◆ Work to complete
Every entry here needs to be repeated exactly.

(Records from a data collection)
========
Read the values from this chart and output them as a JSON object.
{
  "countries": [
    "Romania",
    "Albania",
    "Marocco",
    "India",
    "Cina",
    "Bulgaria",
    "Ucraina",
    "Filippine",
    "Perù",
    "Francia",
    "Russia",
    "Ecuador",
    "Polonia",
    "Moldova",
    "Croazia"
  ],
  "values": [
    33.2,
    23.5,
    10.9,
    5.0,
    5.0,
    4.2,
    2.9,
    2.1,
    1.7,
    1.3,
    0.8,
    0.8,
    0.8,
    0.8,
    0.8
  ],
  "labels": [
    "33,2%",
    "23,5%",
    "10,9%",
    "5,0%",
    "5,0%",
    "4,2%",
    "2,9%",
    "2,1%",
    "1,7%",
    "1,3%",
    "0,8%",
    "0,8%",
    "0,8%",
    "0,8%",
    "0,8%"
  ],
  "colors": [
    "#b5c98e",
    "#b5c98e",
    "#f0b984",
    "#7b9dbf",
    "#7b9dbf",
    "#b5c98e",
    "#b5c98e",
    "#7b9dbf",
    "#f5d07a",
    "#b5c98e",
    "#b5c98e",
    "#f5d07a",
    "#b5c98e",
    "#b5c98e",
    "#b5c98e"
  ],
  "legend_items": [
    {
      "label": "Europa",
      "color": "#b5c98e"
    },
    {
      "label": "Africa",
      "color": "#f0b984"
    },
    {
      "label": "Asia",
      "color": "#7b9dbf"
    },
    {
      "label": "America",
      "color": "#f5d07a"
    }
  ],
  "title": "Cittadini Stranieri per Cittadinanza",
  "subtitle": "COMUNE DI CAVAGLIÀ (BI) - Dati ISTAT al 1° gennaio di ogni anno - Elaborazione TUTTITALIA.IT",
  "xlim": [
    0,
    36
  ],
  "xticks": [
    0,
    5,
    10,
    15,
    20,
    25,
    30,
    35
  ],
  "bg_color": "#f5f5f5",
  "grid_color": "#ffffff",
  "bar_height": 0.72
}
========
◆ Full output
Read the values from this chart and output them as a JSON object.
{
  "countries": [
    "Romania",
    "Albania",
    "Marocco",
    "India",
    "Cina",
    "Bulgaria",
    "Ucraina",
    "Filippine",
    "Perù",
    "Francia",
    "Russia",
    "Ecuador",
    "Polonia",
    "Moldova",
    "Croazia"
  ],
  "values": [
    33.2,
    23.5,
    10.9,
    5.0,
    5.0,
    4.2,
    2.9,
    2.1,
    1.7,
    1.3,
    0.8,
    0.8,
    0.8,
    0.8,
    0.8
  ],
  "labels": [
    "33,2%",
    "23,5%",
    "10,9%",
    "5,0%",
    "5,0%",
    "4,2%",
    "2,9%",
    "2,1%",
    "1,7%",
    "1,3%",
    "0,8%",
    "0,8%",
    "0,8%",
    "0,8%",
    "0,8%"
  ],
  "colors": [
    "#b5c98e",
    "#b5c98e",
    "#f0b984",
    "#7b9dbf",
    "#7b9dbf",
    "#b5c98e",
    "#b5c98e",
    "#7b9dbf",
    "#f5d07a",
    "#b5c98e",
    "#b5c98e",
    "#f5d07a",
    "#b5c98e",
    "#b5c98e",
    "#b5c98e"
  ],
  "legend_items": [
    {
      "label": "Europa",
      "color": "#b5c98e"
    },
    {
      "label": "Africa",
      "color": "#f0b984"
    },
    {
      "label": "Asia",
      "color": "#7b9dbf"
    },
    {
      "label": "America",
      "color": "#f5d07a"
    }
  ],
  "title": "Cittadini Stranieri per Cittadinanza",
  "subtitle": "COMUNE DI CAVAGLIÀ (BI) - Dati ISTAT al 1° gennaio di ogni anno - Elaborazione TUTTITALIA.IT",
  "xlim": [
    0,
    36
  ],
  "xticks": [
    0,
    5,
    10,
    15,
    20,
    25,
    30,
    35
  ],
  "bg_color": "#f5f5f5",
  "grid_color": "#ffffff",
  "bar_height": 0.72
}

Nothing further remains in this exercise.